:: Set task ::
Give the number of lines that include the string "name", nothing more.

Structured figure records:
-*-

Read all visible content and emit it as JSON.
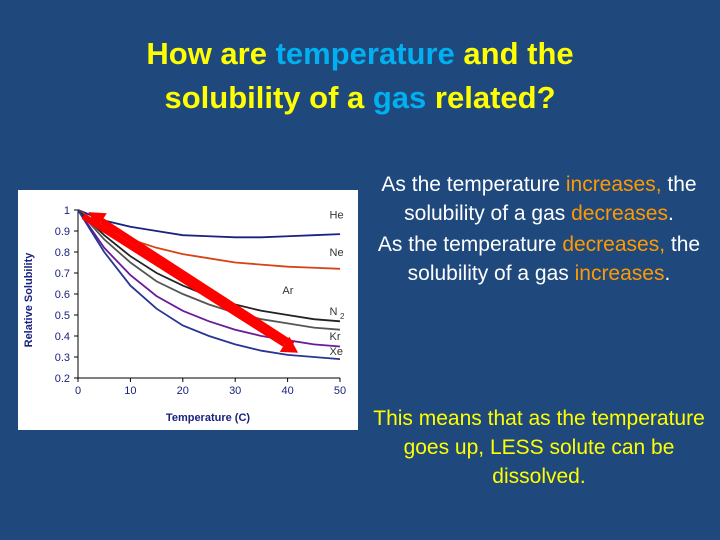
{
  "title": {
    "part1": "How are ",
    "temperature": "temperature",
    "part2": " and the",
    "part3": "solubility of a ",
    "gas": "gas",
    "part4": " related?"
  },
  "statement1": {
    "pre": "As the temperature",
    "emph": "increases,",
    "mid": " the solubility of a gas ",
    "emph2": "decreases",
    "end": "."
  },
  "statement2": {
    "pre": "As the temperature",
    "emph": "decreases,",
    "mid": " the solubility of a gas ",
    "emph2": "increases",
    "end": "."
  },
  "summary": "This means that as the temperature goes up, LESS solute can be dissolved.",
  "colors": {
    "background": "#1f497d",
    "title": "#ffff00",
    "highlight_blue": "#00b0f0",
    "highlight_orange": "#ff9900",
    "arrow": "#ff0000"
  },
  "chart_data": {
    "type": "line",
    "xlabel": "Temperature (C)",
    "ylabel": "Relative Solubility",
    "xlim": [
      0,
      50
    ],
    "ylim": [
      0.2,
      1
    ],
    "x_ticks": [
      "0",
      "10",
      "20",
      "30",
      "40",
      "50"
    ],
    "y_ticks": [
      "0.2",
      "0.3",
      "0.4",
      "0.5",
      "0.6",
      "0.7",
      "0.8",
      "0.9",
      "1"
    ],
    "x": [
      0,
      5,
      10,
      15,
      20,
      25,
      30,
      35,
      40,
      45,
      50
    ],
    "series": [
      {
        "name": "He",
        "color": "#1a237e",
        "values": [
          1.0,
          0.95,
          0.92,
          0.9,
          0.88,
          0.875,
          0.87,
          0.87,
          0.875,
          0.88,
          0.885
        ]
      },
      {
        "name": "Ne",
        "color": "#d84315",
        "values": [
          1.0,
          0.92,
          0.86,
          0.82,
          0.79,
          0.77,
          0.75,
          0.74,
          0.73,
          0.725,
          0.72
        ]
      },
      {
        "name": "Ar",
        "color": "#555555",
        "values": [
          1.0,
          0.86,
          0.75,
          0.66,
          0.6,
          0.55,
          0.51,
          0.48,
          0.46,
          0.44,
          0.43
        ]
      },
      {
        "name": "N2",
        "color": "#222222",
        "values": [
          1.0,
          0.88,
          0.78,
          0.7,
          0.64,
          0.59,
          0.55,
          0.52,
          0.5,
          0.48,
          0.47
        ]
      },
      {
        "name": "Kr",
        "color": "#6a1b9a",
        "values": [
          1.0,
          0.82,
          0.69,
          0.59,
          0.52,
          0.47,
          0.43,
          0.4,
          0.38,
          0.36,
          0.35
        ]
      },
      {
        "name": "Xe",
        "color": "#283593",
        "values": [
          1.0,
          0.8,
          0.64,
          0.53,
          0.45,
          0.4,
          0.36,
          0.33,
          0.31,
          0.3,
          0.29
        ]
      }
    ],
    "annotations": [
      {
        "text": "He",
        "x": 48,
        "y": 0.96
      },
      {
        "text": "Ne",
        "x": 48,
        "y": 0.78
      },
      {
        "text": "Ar",
        "x": 39,
        "y": 0.6
      },
      {
        "text": "N",
        "x": 48,
        "y": 0.5
      },
      {
        "text": "2",
        "x": 50,
        "y": 0.48
      },
      {
        "text": "Kr",
        "x": 48,
        "y": 0.38
      },
      {
        "text": "Xe",
        "x": 48,
        "y": 0.31
      }
    ],
    "arrows": [
      {
        "from": [
          1,
          0.97
        ],
        "to": [
          42,
          0.32
        ]
      },
      {
        "from": [
          41,
          0.36
        ],
        "to": [
          2,
          0.99
        ]
      }
    ]
  }
}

-*-

:: Solution to this problem ::
6